Begin SOURCE DATA

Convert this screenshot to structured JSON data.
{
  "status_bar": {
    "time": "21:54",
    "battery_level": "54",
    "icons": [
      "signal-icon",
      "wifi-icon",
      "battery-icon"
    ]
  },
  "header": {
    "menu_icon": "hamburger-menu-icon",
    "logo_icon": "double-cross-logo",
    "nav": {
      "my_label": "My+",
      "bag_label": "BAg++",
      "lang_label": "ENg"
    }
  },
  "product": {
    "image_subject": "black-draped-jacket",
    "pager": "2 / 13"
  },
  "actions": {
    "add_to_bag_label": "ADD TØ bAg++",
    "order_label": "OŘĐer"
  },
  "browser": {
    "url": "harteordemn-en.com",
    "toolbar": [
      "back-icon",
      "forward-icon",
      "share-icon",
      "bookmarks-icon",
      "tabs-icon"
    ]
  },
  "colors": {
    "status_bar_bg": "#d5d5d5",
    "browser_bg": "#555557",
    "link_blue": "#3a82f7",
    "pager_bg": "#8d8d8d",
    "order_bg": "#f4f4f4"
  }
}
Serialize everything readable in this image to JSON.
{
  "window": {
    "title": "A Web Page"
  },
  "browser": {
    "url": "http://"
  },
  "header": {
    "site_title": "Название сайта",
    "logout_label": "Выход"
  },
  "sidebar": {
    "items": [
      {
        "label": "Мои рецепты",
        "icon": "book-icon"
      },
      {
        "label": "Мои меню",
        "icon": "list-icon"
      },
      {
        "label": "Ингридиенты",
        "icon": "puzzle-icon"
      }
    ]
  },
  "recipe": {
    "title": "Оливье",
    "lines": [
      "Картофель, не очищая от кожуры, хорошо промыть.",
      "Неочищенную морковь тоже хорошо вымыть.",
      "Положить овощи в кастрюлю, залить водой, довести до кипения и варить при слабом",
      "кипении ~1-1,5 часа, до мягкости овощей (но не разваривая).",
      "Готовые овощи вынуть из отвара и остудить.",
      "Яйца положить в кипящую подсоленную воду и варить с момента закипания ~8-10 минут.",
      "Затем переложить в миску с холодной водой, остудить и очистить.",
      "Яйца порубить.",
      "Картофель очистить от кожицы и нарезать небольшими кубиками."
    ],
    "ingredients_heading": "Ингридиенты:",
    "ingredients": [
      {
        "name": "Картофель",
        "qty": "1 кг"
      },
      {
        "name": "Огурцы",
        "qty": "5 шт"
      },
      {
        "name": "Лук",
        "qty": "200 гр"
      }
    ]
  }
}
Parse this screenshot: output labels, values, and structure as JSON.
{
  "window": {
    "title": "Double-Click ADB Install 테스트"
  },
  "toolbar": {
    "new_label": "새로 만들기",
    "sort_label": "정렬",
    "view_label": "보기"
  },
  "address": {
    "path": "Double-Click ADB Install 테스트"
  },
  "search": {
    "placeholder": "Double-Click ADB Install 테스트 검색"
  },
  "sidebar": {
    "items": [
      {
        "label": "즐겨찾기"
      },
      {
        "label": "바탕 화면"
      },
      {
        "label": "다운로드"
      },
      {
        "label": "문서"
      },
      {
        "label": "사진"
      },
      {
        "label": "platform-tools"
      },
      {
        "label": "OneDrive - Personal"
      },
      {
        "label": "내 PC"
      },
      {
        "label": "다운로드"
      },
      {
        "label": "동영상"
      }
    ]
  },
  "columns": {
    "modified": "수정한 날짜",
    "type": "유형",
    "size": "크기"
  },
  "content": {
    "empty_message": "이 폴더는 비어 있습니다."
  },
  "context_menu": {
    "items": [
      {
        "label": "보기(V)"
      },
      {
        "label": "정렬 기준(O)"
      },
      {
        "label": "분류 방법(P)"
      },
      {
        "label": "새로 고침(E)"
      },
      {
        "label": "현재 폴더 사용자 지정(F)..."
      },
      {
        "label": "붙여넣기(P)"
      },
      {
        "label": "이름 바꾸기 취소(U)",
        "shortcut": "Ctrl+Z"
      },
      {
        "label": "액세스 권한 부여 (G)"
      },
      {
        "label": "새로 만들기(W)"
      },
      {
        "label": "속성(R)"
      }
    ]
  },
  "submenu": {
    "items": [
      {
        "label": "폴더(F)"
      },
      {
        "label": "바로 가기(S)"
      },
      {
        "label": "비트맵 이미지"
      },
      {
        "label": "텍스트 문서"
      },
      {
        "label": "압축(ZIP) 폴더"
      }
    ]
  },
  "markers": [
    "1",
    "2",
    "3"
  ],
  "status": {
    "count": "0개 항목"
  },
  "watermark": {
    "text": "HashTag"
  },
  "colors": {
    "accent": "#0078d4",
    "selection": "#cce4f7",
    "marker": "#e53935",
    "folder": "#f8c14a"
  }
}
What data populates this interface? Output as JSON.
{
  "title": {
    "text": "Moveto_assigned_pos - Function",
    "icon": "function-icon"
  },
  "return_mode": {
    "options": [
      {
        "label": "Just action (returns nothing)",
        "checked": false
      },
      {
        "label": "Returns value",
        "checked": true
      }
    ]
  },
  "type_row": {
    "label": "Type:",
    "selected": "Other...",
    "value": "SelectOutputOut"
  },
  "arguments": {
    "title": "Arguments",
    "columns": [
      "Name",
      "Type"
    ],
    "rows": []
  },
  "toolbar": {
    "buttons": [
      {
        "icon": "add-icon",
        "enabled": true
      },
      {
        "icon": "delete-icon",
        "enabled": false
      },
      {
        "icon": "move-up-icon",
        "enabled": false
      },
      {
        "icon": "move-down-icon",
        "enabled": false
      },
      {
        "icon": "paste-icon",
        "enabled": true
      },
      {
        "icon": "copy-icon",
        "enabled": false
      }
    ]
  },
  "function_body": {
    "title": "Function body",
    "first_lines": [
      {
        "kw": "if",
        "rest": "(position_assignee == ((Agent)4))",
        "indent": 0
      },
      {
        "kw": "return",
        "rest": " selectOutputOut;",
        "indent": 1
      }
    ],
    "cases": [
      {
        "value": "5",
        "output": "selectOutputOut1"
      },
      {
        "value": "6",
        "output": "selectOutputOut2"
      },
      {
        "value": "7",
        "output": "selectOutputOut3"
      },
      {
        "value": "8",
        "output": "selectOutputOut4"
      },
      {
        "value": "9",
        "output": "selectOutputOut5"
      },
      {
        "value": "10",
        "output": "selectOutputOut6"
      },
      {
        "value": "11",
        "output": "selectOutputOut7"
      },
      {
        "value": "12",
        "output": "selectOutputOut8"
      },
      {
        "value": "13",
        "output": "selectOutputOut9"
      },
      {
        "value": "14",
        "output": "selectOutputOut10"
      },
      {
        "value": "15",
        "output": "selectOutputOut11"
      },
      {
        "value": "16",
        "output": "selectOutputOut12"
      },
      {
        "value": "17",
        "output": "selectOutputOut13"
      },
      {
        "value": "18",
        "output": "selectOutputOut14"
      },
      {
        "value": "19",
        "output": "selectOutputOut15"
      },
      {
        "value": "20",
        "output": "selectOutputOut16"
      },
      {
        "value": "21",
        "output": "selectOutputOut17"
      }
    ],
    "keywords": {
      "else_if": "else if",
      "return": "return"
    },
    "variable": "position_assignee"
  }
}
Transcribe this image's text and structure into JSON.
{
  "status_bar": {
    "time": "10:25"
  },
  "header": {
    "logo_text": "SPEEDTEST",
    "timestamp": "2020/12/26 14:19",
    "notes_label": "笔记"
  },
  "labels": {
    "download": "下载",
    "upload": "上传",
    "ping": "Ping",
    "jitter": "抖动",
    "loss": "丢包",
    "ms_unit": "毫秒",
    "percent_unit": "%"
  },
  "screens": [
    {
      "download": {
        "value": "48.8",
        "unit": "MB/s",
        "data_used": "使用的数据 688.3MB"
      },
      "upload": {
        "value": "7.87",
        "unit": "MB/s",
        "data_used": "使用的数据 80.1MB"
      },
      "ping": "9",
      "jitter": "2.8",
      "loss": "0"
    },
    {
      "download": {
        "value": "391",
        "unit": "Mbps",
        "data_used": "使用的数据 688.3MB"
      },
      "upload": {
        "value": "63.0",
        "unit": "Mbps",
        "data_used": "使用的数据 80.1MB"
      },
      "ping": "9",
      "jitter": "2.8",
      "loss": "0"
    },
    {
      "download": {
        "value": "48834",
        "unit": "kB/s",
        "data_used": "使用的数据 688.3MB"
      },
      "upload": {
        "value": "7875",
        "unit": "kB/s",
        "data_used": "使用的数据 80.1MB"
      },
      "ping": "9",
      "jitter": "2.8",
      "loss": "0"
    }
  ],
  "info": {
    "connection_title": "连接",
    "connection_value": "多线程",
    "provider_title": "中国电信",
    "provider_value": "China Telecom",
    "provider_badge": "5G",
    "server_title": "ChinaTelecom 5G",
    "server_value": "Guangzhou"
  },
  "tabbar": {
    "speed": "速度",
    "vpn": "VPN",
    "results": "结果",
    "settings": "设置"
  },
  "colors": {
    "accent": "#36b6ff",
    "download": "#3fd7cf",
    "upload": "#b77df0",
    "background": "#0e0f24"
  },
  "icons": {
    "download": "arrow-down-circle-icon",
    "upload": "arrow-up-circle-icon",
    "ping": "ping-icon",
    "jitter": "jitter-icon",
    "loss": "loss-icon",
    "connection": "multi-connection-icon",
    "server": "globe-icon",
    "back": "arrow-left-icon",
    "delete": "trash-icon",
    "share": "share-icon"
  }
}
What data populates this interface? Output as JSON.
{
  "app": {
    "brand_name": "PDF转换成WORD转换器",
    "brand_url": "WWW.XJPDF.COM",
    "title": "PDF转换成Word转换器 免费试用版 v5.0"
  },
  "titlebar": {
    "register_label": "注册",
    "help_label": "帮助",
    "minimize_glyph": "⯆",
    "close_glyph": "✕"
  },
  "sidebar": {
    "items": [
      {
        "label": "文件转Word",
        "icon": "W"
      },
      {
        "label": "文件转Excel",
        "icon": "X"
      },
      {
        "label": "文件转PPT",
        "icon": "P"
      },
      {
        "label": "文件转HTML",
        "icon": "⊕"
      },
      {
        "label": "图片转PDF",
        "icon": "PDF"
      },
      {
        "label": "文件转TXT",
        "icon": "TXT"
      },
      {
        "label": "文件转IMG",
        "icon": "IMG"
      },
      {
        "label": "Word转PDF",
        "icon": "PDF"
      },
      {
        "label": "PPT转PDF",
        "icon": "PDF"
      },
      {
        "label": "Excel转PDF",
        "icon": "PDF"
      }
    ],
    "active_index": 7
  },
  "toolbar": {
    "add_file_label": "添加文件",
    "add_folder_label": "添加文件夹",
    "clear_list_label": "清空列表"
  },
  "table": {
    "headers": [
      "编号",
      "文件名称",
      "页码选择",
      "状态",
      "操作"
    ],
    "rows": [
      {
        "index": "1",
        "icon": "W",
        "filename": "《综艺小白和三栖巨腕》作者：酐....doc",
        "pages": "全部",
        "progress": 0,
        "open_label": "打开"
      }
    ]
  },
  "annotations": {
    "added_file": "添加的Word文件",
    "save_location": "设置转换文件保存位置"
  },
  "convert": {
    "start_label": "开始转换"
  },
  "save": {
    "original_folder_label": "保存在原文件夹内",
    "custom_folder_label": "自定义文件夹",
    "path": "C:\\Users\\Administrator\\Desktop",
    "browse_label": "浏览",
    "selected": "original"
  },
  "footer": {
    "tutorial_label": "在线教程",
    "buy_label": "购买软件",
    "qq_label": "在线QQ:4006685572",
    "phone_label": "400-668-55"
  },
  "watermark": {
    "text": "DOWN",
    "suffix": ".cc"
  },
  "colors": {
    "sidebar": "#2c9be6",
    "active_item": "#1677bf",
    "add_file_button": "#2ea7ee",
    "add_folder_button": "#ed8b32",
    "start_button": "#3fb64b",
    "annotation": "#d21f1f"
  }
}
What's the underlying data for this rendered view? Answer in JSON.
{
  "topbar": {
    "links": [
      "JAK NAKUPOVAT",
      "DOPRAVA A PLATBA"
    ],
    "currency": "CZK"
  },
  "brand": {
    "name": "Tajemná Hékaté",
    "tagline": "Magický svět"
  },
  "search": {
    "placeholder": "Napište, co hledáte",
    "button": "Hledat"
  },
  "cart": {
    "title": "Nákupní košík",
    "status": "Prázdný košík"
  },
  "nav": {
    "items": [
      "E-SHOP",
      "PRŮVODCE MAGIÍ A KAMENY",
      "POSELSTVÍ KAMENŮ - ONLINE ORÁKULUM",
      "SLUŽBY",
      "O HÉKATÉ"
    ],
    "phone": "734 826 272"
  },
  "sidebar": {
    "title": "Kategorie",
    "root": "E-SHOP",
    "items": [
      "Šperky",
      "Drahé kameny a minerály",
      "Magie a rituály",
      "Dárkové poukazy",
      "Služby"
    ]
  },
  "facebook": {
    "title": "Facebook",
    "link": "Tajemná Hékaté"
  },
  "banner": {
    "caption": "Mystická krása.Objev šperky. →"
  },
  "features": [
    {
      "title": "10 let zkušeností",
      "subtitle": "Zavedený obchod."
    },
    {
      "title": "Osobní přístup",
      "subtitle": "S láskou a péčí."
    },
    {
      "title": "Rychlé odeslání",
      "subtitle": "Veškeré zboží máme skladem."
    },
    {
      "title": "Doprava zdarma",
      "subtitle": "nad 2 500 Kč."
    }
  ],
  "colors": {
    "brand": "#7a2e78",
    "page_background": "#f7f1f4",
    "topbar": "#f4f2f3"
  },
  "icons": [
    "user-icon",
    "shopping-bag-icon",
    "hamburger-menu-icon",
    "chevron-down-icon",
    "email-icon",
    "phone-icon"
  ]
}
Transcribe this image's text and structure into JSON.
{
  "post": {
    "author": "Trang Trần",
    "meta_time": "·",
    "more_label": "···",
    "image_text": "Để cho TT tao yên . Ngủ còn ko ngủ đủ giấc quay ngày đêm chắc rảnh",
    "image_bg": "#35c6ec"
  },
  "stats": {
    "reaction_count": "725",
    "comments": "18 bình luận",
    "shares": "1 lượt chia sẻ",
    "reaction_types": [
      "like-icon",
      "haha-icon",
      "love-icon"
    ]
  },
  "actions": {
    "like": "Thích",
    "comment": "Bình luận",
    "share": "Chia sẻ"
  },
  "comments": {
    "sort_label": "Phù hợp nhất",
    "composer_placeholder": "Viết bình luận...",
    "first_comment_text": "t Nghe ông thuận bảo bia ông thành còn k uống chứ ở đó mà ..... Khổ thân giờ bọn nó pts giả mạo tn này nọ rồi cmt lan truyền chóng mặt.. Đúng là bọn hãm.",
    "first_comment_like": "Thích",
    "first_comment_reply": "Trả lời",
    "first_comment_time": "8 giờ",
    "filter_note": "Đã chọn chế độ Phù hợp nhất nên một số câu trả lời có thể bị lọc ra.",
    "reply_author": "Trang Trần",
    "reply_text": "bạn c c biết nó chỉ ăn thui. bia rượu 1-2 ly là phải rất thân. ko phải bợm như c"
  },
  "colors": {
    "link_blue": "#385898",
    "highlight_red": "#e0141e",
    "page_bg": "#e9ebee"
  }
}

End SOURCE DATA

> WORK TO COMPLETE
Check each line of the records for "luận" and copy the ones that contain it.

> WRITTEN RESPONSE
    "comments": "18 bình luận",
    "comment": "Bình luận",
    "composer_placeholder": "Viết bình luận...",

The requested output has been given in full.